#### Information shown ####
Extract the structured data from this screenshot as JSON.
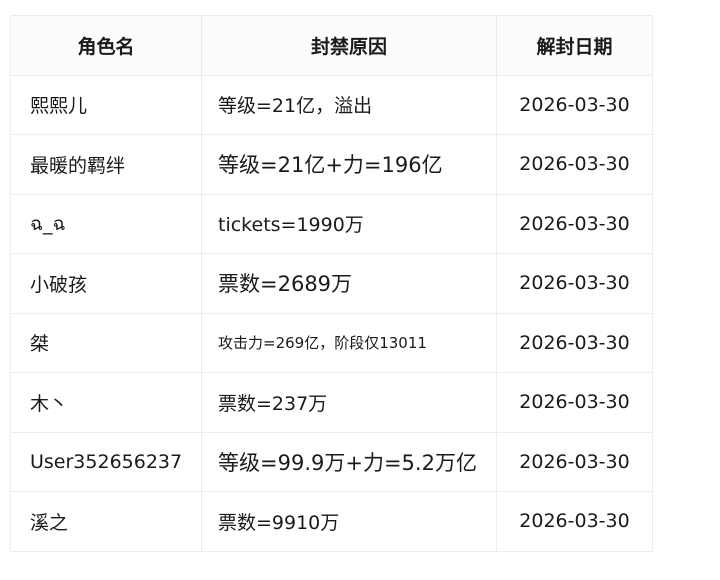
{
  "table": {
    "headers": [
      "角色名",
      "封禁原因",
      "解封日期"
    ],
    "rows": [
      {
        "name": "熙熙儿",
        "reason": "等级=21亿，溢出",
        "date": "2026-03-30"
      },
      {
        "name": "最暖的羁绊",
        "reason": "等级=21亿+力=196亿",
        "date": "2026-03-30"
      },
      {
        "name": "ฉ_ฉ",
        "reason": "tickets=1990万",
        "date": "2026-03-30"
      },
      {
        "name": "小破孩",
        "reason": "票数=2689万",
        "date": "2026-03-30"
      },
      {
        "name": "桀",
        "reason": "攻击力=269亿，阶段仅13011",
        "date": "2026-03-30"
      },
      {
        "name": "木丶",
        "reason": "票数=237万",
        "date": "2026-03-30"
      },
      {
        "name": "User352656237",
        "reason": "等级=99.9万+力=5.2万亿",
        "date": "2026-03-30"
      },
      {
        "name": "溪之",
        "reason": "票数=9910万",
        "date": "2026-03-30"
      }
    ]
  }
}
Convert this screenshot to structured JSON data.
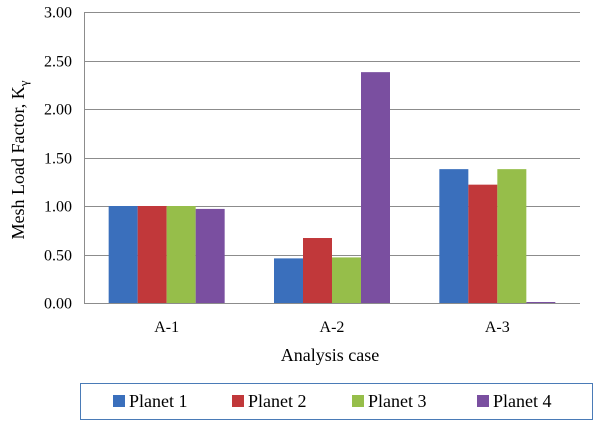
{
  "chart_data": {
    "type": "bar",
    "title": "",
    "xlabel": "Analysis  case",
    "ylabel": "Mesh Load Factor, K",
    "ylabel_subscript": "γ",
    "categories": [
      "A-1",
      "A-2",
      "A-3"
    ],
    "ylim": [
      0,
      3
    ],
    "yticks": [
      "0.00",
      "0.50",
      "1.00",
      "1.50",
      "2.00",
      "2.50",
      "3.00"
    ],
    "grid": "horizontal",
    "legend_position": "bottom",
    "series": [
      {
        "name": "Planet 1",
        "color": "#3A6FBC",
        "values": [
          1.0,
          0.46,
          1.38
        ]
      },
      {
        "name": "Planet 2",
        "color": "#C1383A",
        "values": [
          1.0,
          0.67,
          1.22
        ]
      },
      {
        "name": "Planet 3",
        "color": "#96BE4A",
        "values": [
          1.0,
          0.47,
          1.38
        ]
      },
      {
        "name": "Planet 4",
        "color": "#7A4FA0",
        "values": [
          0.97,
          2.38,
          0.01
        ]
      }
    ]
  }
}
####
Given request
Each line that has the word "this" should be copied.

The solution
Extract the structured data from this screenshot as JSON.
Convert this screenshot to structured JSON data.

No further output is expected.